▶ **Directive**:
Copy every record word for word.

▶ **Extracted entries**:
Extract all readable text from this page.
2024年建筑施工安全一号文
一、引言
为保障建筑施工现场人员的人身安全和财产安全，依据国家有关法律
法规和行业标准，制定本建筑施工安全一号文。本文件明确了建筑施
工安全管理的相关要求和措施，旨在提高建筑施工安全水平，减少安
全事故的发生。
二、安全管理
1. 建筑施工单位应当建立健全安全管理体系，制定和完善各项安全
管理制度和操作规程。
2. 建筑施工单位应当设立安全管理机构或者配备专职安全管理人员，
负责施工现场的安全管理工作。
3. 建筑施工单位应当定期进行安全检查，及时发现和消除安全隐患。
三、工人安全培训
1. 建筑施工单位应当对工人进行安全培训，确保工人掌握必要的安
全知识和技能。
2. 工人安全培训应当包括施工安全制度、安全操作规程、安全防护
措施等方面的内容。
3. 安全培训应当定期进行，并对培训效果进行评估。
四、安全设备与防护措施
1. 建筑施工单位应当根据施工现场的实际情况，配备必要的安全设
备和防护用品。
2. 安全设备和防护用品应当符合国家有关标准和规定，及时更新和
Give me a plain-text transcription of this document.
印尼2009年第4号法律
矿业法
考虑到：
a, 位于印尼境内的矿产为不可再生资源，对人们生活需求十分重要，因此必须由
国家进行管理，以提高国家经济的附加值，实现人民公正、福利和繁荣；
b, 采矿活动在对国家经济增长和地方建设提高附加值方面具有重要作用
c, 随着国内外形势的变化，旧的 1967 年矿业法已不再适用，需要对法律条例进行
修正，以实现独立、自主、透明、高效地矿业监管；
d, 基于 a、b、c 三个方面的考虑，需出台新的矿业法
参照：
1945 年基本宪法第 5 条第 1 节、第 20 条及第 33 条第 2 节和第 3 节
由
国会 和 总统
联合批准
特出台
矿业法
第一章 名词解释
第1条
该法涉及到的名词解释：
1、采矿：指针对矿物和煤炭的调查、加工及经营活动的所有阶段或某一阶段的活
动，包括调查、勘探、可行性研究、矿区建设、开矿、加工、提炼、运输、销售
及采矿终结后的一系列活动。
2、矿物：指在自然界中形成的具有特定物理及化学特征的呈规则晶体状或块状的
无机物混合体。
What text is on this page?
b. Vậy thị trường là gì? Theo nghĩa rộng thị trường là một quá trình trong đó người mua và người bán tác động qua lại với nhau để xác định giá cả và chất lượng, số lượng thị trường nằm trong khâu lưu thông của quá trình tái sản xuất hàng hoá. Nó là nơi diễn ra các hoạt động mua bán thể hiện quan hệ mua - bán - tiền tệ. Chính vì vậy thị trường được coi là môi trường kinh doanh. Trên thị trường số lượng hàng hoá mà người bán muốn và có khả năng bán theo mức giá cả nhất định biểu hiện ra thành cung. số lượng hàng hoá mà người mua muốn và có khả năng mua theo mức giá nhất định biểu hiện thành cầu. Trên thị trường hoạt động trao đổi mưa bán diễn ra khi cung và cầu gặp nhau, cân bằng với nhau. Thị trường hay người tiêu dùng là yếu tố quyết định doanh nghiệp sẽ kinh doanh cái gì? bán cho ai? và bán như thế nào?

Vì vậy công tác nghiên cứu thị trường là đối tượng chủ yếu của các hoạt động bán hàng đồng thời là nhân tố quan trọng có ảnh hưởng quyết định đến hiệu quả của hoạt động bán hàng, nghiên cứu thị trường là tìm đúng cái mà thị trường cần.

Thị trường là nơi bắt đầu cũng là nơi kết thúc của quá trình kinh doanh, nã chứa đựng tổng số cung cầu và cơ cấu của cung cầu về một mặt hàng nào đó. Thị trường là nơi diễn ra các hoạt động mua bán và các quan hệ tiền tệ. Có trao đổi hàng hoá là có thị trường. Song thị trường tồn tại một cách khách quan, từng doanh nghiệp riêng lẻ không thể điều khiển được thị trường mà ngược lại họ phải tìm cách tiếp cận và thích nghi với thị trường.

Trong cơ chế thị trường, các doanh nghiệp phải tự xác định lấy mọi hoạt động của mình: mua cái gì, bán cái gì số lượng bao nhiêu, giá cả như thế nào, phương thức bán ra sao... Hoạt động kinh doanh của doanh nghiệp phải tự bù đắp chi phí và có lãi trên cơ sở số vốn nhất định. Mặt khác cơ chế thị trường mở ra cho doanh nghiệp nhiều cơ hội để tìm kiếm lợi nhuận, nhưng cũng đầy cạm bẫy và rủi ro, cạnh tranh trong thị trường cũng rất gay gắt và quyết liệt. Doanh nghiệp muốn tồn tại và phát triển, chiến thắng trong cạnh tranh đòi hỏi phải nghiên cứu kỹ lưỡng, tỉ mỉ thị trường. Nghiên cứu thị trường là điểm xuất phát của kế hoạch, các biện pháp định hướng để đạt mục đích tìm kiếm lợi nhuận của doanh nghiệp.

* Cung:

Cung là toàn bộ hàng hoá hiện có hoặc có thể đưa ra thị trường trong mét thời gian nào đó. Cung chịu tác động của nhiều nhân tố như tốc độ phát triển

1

▶ **Task response**:
Extract all readable text from this page.
2024年建筑施工安全一号文
一、引言
为保障建筑施工现场人员的人身安全和财产安全，依据国家有关法律
法规和行业标准，制定本建筑施工安全一号文。本文件明确了建筑施
工安全管理的相关要求和措施，旨在提高建筑施工安全水平，减少安
全事故的发生。
二、安全管理
1. 建筑施工单位应当建立健全安全管理体系，制定和完善各项安全
管理制度和操作规程。
2. 建筑施工单位应当设立安全管理机构或者配备专职安全管理人员，
负责施工现场的安全管理工作。
3. 建筑施工单位应当定期进行安全检查，及时发现和消除安全隐患。
三、工人安全培训
1. 建筑施工单位应当对工人进行安全培训，确保工人掌握必要的安
全知识和技能。
2. 工人安全培训应当包括施工安全制度、安全操作规程、安全防护
措施等方面的内容。
3. 安全培训应当定期进行，并对培训效果进行评估。
四、安全设备与防护措施
1. 建筑施工单位应当根据施工现场的实际情况，配备必要的安全设
备和防护用品。
2. 安全设备和防护用品应当符合国家有关标准和规定，及时更新和
Give me a plain-text transcription of this document.
印尼2009年第4号法律
矿业法
考虑到：
a, 位于印尼境内的矿产为不可再生资源，对人们生活需求十分重要，因此必须由
国家进行管理，以提高国家经济的附加值，实现人民公正、福利和繁荣；
b, 采矿活动在对国家经济增长和地方建设提高附加值方面具有重要作用
c, 随着国内外形势的变化，旧的 1967 年矿业法已不再适用，需要对法律条例进行
修正，以实现独立、自主、透明、高效地矿业监管；
d, 基于 a、b、c 三个方面的考虑，需出台新的矿业法
参照：
1945 年基本宪法第 5 条第 1 节、第 20 条及第 33 条第 2 节和第 3 节
由
国会 和 总统
联合批准
特出台
矿业法
第一章 名词解释
第1条
该法涉及到的名词解释：
1、采矿：指针对矿物和煤炭的调查、加工及经营活动的所有阶段或某一阶段的活
动，包括调查、勘探、可行性研究、矿区建设、开矿、加工、提炼、运输、销售
及采矿终结后的一系列活动。
2、矿物：指在自然界中形成的具有特定物理及化学特征的呈规则晶体状或块状的
无机物混合体。
What text is on this page?
b. Vậy thị trường là gì? Theo nghĩa rộng thị trường là một quá trình trong đó người mua và người bán tác động qua lại với nhau để xác định giá cả và chất lượng, số lượng thị trường nằm trong khâu lưu thông của quá trình tái sản xuất hàng hoá. Nó là nơi diễn ra các hoạt động mua bán thể hiện quan hệ mua - bán - tiền tệ. Chính vì vậy thị trường được coi là môi trường kinh doanh. Trên thị trường số lượng hàng hoá mà người bán muốn và có khả năng bán theo mức giá cả nhất định biểu hiện ra thành cung. số lượng hàng hoá mà người mua muốn và có khả năng mua theo mức giá nhất định biểu hiện thành cầu. Trên thị trường hoạt động trao đổi mưa bán diễn ra khi cung và cầu gặp nhau, cân bằng với nhau. Thị trường hay người tiêu dùng là yếu tố quyết định doanh nghiệp sẽ kinh doanh cái gì? bán cho ai? và bán như thế nào?

Vì vậy công tác nghiên cứu thị trường là đối tượng chủ yếu của các hoạt động bán hàng đồng thời là nhân tố quan trọng có ảnh hưởng quyết định đến hiệu quả của hoạt động bán hàng, nghiên cứu thị trường là tìm đúng cái mà thị trường cần.

Thị trường là nơi bắt đầu cũng là nơi kết thúc của quá trình kinh doanh, nã chứa đựng tổng số cung cầu và cơ cấu của cung cầu về một mặt hàng nào đó. Thị trường là nơi diễn ra các hoạt động mua bán và các quan hệ tiền tệ. Có trao đổi hàng hoá là có thị trường. Song thị trường tồn tại một cách khách quan, từng doanh nghiệp riêng lẻ không thể điều khiển được thị trường mà ngược lại họ phải tìm cách tiếp cận và thích nghi với thị trường.

Trong cơ chế thị trường, các doanh nghiệp phải tự xác định lấy mọi hoạt động của mình: mua cái gì, bán cái gì số lượng bao nhiêu, giá cả như thế nào, phương thức bán ra sao... Hoạt động kinh doanh của doanh nghiệp phải tự bù đắp chi phí và có lãi trên cơ sở số vốn nhất định. Mặt khác cơ chế thị trường mở ra cho doanh nghiệp nhiều cơ hội để tìm kiếm lợi nhuận, nhưng cũng đầy cạm bẫy và rủi ro, cạnh tranh trong thị trường cũng rất gay gắt và quyết liệt. Doanh nghiệp muốn tồn tại và phát triển, chiến thắng trong cạnh tranh đòi hỏi phải nghiên cứu kỹ lưỡng, tỉ mỉ thị trường. Nghiên cứu thị trường là điểm xuất phát của kế hoạch, các biện pháp định hướng để đạt mục đích tìm kiếm lợi nhuận của doanh nghiệp.

* Cung:

Cung là toàn bộ hàng hoá hiện có hoặc có thể đưa ra thị trường trong mét thời gian nào đó. Cung chịu tác động của nhiều nhân tố như tốc độ phát triển

1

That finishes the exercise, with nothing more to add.